** start of Data to use **

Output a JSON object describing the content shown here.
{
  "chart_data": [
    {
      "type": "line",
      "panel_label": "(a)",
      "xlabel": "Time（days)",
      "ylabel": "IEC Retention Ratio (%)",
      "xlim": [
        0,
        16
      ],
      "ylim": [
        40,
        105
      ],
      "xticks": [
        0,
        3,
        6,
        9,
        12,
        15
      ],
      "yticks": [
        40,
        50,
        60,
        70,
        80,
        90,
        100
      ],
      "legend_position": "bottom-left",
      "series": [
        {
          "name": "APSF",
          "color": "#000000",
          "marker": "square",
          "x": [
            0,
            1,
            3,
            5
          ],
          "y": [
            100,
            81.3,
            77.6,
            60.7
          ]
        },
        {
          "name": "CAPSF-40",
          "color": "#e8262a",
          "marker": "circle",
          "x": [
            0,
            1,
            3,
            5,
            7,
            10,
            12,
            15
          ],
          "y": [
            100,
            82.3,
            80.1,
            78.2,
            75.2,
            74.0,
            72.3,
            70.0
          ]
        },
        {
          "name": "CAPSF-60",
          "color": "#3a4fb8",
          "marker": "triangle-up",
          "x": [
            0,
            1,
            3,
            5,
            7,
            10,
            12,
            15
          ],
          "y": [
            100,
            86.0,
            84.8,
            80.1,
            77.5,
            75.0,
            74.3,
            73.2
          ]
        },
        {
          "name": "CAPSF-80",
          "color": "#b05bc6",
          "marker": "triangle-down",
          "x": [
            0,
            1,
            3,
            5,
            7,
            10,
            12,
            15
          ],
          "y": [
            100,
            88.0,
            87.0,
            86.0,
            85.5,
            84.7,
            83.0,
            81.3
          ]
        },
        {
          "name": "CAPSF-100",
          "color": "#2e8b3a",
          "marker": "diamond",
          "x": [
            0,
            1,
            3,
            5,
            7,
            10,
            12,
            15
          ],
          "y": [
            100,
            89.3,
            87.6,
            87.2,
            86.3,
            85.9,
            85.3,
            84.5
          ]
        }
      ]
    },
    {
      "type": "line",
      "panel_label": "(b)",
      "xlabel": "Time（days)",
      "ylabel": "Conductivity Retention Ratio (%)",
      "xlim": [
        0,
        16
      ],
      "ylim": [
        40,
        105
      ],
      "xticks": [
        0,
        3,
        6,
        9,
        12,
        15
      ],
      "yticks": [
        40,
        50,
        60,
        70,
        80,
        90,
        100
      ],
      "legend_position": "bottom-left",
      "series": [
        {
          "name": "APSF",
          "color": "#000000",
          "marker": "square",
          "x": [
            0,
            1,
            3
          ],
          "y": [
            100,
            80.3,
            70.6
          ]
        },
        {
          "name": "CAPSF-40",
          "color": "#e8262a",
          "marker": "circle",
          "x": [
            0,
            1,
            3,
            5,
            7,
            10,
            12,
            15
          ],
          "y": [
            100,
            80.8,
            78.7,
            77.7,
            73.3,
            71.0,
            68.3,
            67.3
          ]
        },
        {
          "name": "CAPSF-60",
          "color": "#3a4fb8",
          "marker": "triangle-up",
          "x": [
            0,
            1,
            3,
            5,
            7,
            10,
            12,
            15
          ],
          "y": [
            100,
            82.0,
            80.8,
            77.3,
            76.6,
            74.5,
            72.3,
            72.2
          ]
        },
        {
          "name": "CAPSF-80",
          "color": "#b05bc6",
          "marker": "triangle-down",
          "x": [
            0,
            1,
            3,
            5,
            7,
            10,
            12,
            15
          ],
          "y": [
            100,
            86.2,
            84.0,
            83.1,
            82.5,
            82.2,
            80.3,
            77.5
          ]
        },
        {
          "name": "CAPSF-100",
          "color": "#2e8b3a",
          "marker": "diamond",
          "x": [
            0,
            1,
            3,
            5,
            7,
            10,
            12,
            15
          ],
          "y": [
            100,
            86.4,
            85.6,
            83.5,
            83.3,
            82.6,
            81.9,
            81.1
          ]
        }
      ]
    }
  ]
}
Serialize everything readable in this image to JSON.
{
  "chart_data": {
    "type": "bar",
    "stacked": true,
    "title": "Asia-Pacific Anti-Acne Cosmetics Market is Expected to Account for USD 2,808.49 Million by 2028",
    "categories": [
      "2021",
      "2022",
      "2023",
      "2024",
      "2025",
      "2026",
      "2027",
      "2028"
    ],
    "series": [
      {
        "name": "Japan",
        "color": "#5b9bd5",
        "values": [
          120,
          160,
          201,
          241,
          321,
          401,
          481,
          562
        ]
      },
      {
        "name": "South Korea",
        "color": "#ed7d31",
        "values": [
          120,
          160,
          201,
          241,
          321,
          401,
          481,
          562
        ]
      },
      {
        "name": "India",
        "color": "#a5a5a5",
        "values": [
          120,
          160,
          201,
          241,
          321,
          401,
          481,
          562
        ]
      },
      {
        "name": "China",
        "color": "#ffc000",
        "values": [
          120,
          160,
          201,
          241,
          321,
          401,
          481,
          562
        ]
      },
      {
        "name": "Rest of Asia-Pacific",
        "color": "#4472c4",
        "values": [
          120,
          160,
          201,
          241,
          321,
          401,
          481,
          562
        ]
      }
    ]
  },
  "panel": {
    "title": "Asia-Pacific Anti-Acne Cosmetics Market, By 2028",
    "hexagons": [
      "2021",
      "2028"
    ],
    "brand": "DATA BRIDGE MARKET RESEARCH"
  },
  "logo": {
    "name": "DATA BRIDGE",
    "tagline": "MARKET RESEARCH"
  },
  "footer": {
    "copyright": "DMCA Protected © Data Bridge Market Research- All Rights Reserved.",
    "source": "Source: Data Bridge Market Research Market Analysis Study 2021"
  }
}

** end of Data to use **

Every record above should be output exactly.

Output a JSON object describing the content shown here.
{
  "chart_data": [
    {
      "type": "line",
      "panel_label": "(a)",
      "xlabel": "Time（days)",
      "ylabel": "IEC Retention Ratio (%)",
      "xlim": [
        0,
        16
      ],
      "ylim": [
        40,
        105
      ],
      "xticks": [
        0,
        3,
        6,
        9,
        12,
        15
      ],
      "yticks": [
        40,
        50,
        60,
        70,
        80,
        90,
        100
      ],
      "legend_position": "bottom-left",
      "series": [
        {
          "name": "APSF",
          "color": "#000000",
          "marker": "square",
          "x": [
            0,
            1,
            3,
            5
          ],
          "y": [
            100,
            81.3,
            77.6,
            60.7
          ]
        },
        {
          "name": "CAPSF-40",
          "color": "#e8262a",
          "marker": "circle",
          "x": [
            0,
            1,
            3,
            5,
            7,
            10,
            12,
            15
          ],
          "y": [
            100,
            82.3,
            80.1,
            78.2,
            75.2,
            74.0,
            72.3,
            70.0
          ]
        },
        {
          "name": "CAPSF-60",
          "color": "#3a4fb8",
          "marker": "triangle-up",
          "x": [
            0,
            1,
            3,
            5,
            7,
            10,
            12,
            15
          ],
          "y": [
            100,
            86.0,
            84.8,
            80.1,
            77.5,
            75.0,
            74.3,
            73.2
          ]
        },
        {
          "name": "CAPSF-80",
          "color": "#b05bc6",
          "marker": "triangle-down",
          "x": [
            0,
            1,
            3,
            5,
            7,
            10,
            12,
            15
          ],
          "y": [
            100,
            88.0,
            87.0,
            86.0,
            85.5,
            84.7,
            83.0,
            81.3
          ]
        },
        {
          "name": "CAPSF-100",
          "color": "#2e8b3a",
          "marker": "diamond",
          "x": [
            0,
            1,
            3,
            5,
            7,
            10,
            12,
            15
          ],
          "y": [
            100,
            89.3,
            87.6,
            87.2,
            86.3,
            85.9,
            85.3,
            84.5
          ]
        }
      ]
    },
    {
      "type": "line",
      "panel_label": "(b)",
      "xlabel": "Time（days)",
      "ylabel": "Conductivity Retention Ratio (%)",
      "xlim": [
        0,
        16
      ],
      "ylim": [
        40,
        105
      ],
      "xticks": [
        0,
        3,
        6,
        9,
        12,
        15
      ],
      "yticks": [
        40,
        50,
        60,
        70,
        80,
        90,
        100
      ],
      "legend_position": "bottom-left",
      "series": [
        {
          "name": "APSF",
          "color": "#000000",
          "marker": "square",
          "x": [
            0,
            1,
            3
          ],
          "y": [
            100,
            80.3,
            70.6
          ]
        },
        {
          "name": "CAPSF-40",
          "color": "#e8262a",
          "marker": "circle",
          "x": [
            0,
            1,
            3,
            5,
            7,
            10,
            12,
            15
          ],
          "y": [
            100,
            80.8,
            78.7,
            77.7,
            73.3,
            71.0,
            68.3,
            67.3
          ]
        },
        {
          "name": "CAPSF-60",
          "color": "#3a4fb8",
          "marker": "triangle-up",
          "x": [
            0,
            1,
            3,
            5,
            7,
            10,
            12,
            15
          ],
          "y": [
            100,
            82.0,
            80.8,
            77.3,
            76.6,
            74.5,
            72.3,
            72.2
          ]
        },
        {
          "name": "CAPSF-80",
          "color": "#b05bc6",
          "marker": "triangle-down",
          "x": [
            0,
            1,
            3,
            5,
            7,
            10,
            12,
            15
          ],
          "y": [
            100,
            86.2,
            84.0,
            83.1,
            82.5,
            82.2,
            80.3,
            77.5
          ]
        },
        {
          "name": "CAPSF-100",
          "color": "#2e8b3a",
          "marker": "diamond",
          "x": [
            0,
            1,
            3,
            5,
            7,
            10,
            12,
            15
          ],
          "y": [
            100,
            86.4,
            85.6,
            83.5,
            83.3,
            82.6,
            81.9,
            81.1
          ]
        }
      ]
    }
  ]
}
Serialize everything readable in this image to JSON.
{
  "chart_data": {
    "type": "bar",
    "stacked": true,
    "title": "Asia-Pacific Anti-Acne Cosmetics Market is Expected to Account for USD 2,808.49 Million by 2028",
    "categories": [
      "2021",
      "2022",
      "2023",
      "2024",
      "2025",
      "2026",
      "2027",
      "2028"
    ],
    "series": [
      {
        "name": "Japan",
        "color": "#5b9bd5",
        "values": [
          120,
          160,
          201,
          241,
          321,
          401,
          481,
          562
        ]
      },
      {
        "name": "South Korea",
        "color": "#ed7d31",
        "values": [
          120,
          160,
          201,
          241,
          321,
          401,
          481,
          562
        ]
      },
      {
        "name": "India",
        "color": "#a5a5a5",
        "values": [
          120,
          160,
          201,
          241,
          321,
          401,
          481,
          562
        ]
      },
      {
        "name": "China",
        "color": "#ffc000",
        "values": [
          120,
          160,
          201,
          241,
          321,
          401,
          481,
          562
        ]
      },
      {
        "name": "Rest of Asia-Pacific",
        "color": "#4472c4",
        "values": [
          120,
          160,
          201,
          241,
          321,
          401,
          481,
          562
        ]
      }
    ]
  },
  "panel": {
    "title": "Asia-Pacific Anti-Acne Cosmetics Market, By 2028",
    "hexagons": [
      "2021",
      "2028"
    ],
    "brand": "DATA BRIDGE MARKET RESEARCH"
  },
  "logo": {
    "name": "DATA BRIDGE",
    "tagline": "MARKET RESEARCH"
  },
  "footer": {
    "copyright": "DMCA Protected © Data Bridge Market Research- All Rights Reserved.",
    "source": "Source: Data Bridge Market Research Market Analysis Study 2021"
  }
}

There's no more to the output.